━━━ Page excerpt ━━━

The source of this mutual subjection is to be found in Christian pietas,
and its expression is love. 4. The author
of the letter underlines this love in a special way, in addressing himself to
husbands. He writes: "Husbands, love your wives...." By expressing himself in
this way, he removes any fear that might have arisen (given the modern
sensitivity) from the previous phrase: "Wives, be subject to your husbands."
Love excludes every kind of subjection whereby the wife might become a servant
or a slave of the husband, an object of unilateral domination. Love makes the
husband simultaneously subject to the wife, and thereby subject to the Lord
himself, just as the wife to the husband. The community or unity which they
should establish through marriage is constituted by a reciprocal donation of
self, which is also a mutual subjection. Christ is the source and at the same
time the model of that subjection, which, being reciprocal "out of reverence for
Christ," confers on the conjugal union a profound and mature character. In this
source and before this model many elements of a psychological or moral nature
are so transformed as to give rise, I would say, to a new and precious fusion of
the bilateral relations and conduct. 6. Nowadays
our contemporary sensitivity is certainly different. Our mentality and customs
are quite different, too, as is the social position of women in regard to men.

━━━

Jobs:
#1 In the passage on mutual subjection in marriage, what is the expression of that subjection?
#2 Copy out the entries from the line containing "outgoing-message[interactable]: E so" down to the line containing "802, 691, 818]", substituting "web-link" for "site-link" and changing nothing else. Give only those lines.
The text and the entries below it come from unrelated sources.

━━━ Record list ━━━

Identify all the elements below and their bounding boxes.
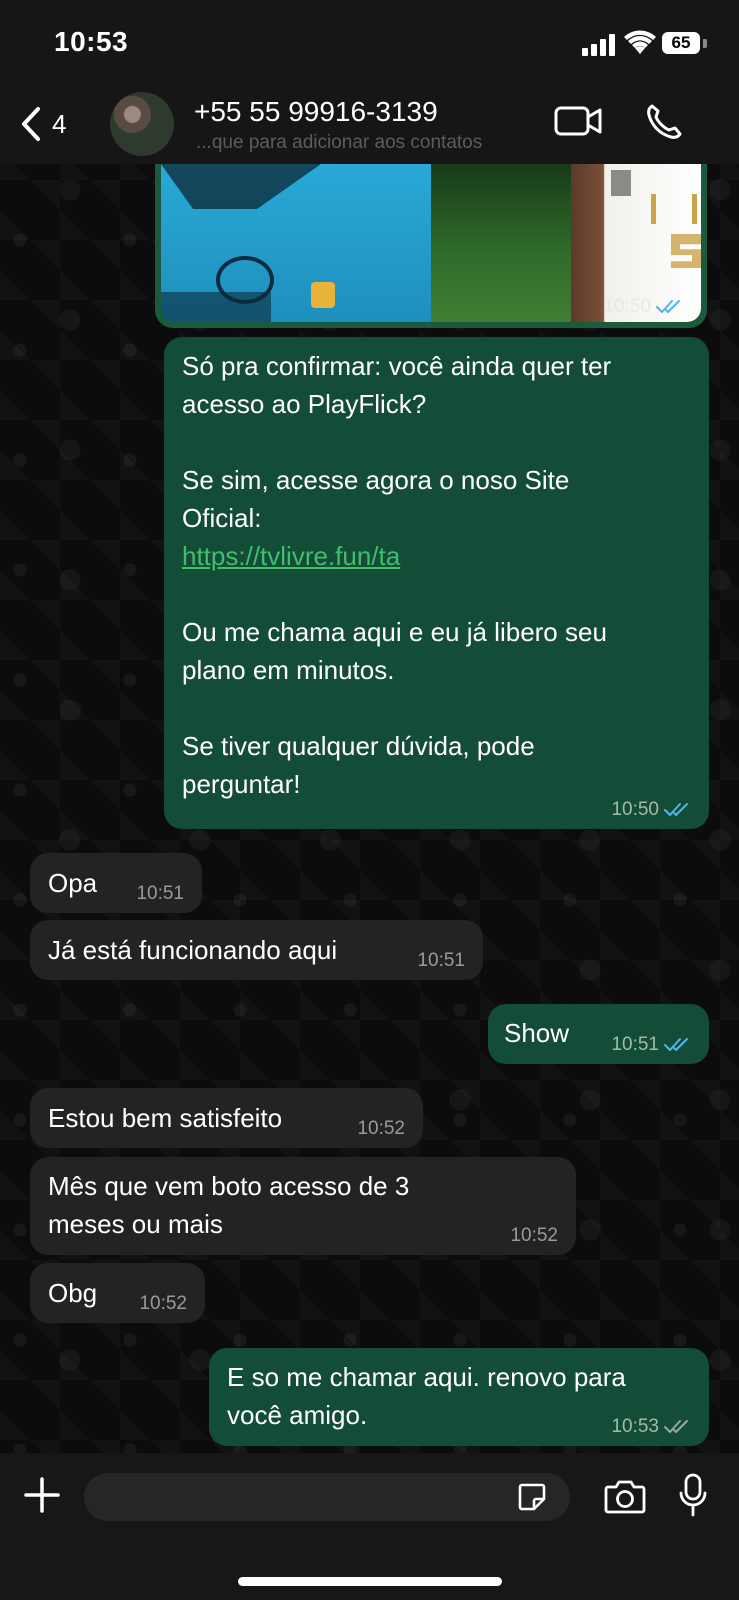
outgoing-message[interactable]: E so me chamar aqui. renovo para você am…	[209, 1348, 709, 1446]
site-link[interactable]: https://tvlivre.fun/ta	[182, 541, 400, 571]
message-text: Mês que vem boto acesso de 3 meses ou ma…	[48, 1171, 410, 1239]
read-receipt-icon	[663, 802, 691, 818]
unread-count: 4	[52, 108, 67, 139]
back-button[interactable]: 4	[20, 104, 66, 144]
message-text: Opa	[48, 868, 98, 898]
message-text: Ou me chama aqui e eu já libero seu plan…	[182, 617, 607, 799]
avatar[interactable]	[110, 92, 174, 156]
composer-bar	[0, 1453, 739, 1600]
message-text: Já está funcionando aqui	[48, 935, 338, 965]
plus-icon[interactable]	[22, 1475, 62, 1515]
contact-subtitle: ...que para adicionar aos contatos	[196, 132, 483, 153]
message-text: E so me chamar aqui. renovo para você am…	[227, 1362, 626, 1430]
battery-level: 65	[662, 32, 700, 54]
phone-icon[interactable]	[644, 102, 684, 142]
battery-icon: 65	[662, 32, 708, 56]
message-time: 10:50	[611, 799, 659, 820]
cellular-signal-icon	[582, 34, 616, 56]
microphone-icon[interactable]	[678, 1473, 708, 1517]
outgoing-message[interactable]: Só pra confirmar: você ainda quer ter ac…	[164, 337, 709, 829]
message-time: 10:52	[357, 1118, 405, 1139]
incoming-message[interactable]: Já está funcionando aqui 10:51	[30, 920, 483, 980]
status-bar: 10:53 65	[0, 0, 739, 90]
camera-icon[interactable]	[604, 1477, 646, 1515]
delivered-receipt-icon	[663, 1419, 691, 1435]
outgoing-message[interactable]: Show 10:51	[488, 1004, 709, 1064]
image-message[interactable]: 10:50	[155, 164, 707, 328]
chat-header: 4 +55 55 99916-3139 ...que para adiciona…	[0, 90, 739, 164]
read-receipt-icon	[655, 299, 683, 315]
contact-name[interactable]: +55 55 99916-3139	[194, 96, 438, 128]
message-time: 10:52	[139, 1293, 187, 1314]
video-camera-icon[interactable]	[554, 104, 602, 138]
message-input[interactable]	[84, 1473, 570, 1521]
status-time: 10:53	[54, 26, 129, 57]
sticker-icon[interactable]	[516, 1481, 548, 1513]
incoming-message[interactable]: Mês que vem boto acesso de 3 meses ou ma…	[30, 1157, 576, 1255]
home-indicator[interactable]	[238, 1577, 502, 1586]
back-chevron-icon	[22, 107, 40, 141]
incoming-message[interactable]: Obg 10:52	[30, 1263, 205, 1323]
message-text: Estou bem satisfeito	[48, 1103, 283, 1133]
message-time: 10:51	[136, 883, 184, 904]
message-time: 10:52	[510, 1225, 558, 1246]
message-text: Só pra confirmar: você ainda quer ter ac…	[182, 351, 612, 533]
incoming-message[interactable]: Opa 10:51	[30, 853, 202, 913]
message-text: Show	[504, 1018, 570, 1048]
wifi-icon	[624, 30, 656, 54]
message-time: 10:53	[611, 1416, 659, 1437]
message-time: 10:51	[611, 1034, 659, 1055]
message-text: Obg	[48, 1278, 98, 1308]
message-time: 10:51	[417, 950, 465, 971]
read-receipt-icon	[663, 1037, 691, 1053]
message-time: 10:50	[603, 296, 651, 317]
incoming-message[interactable]: Estou bem satisfeito 10:52	[30, 1088, 423, 1148]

━━━

Answer set:
#1 Its expression is love.

#2
outgoing-message[interactable]: E so me chamar aqui. renovo para você am…	[209, 1348, 709, 1446]
web-link[interactable]: https://tvlivre.fun/ta	[182, 541, 400, 571]
message-text: Mês que vem boto acesso de 3 meses ou ma…	[48, 1171, 410, 1239]
read-receipt-icon	[663, 802, 691, 818]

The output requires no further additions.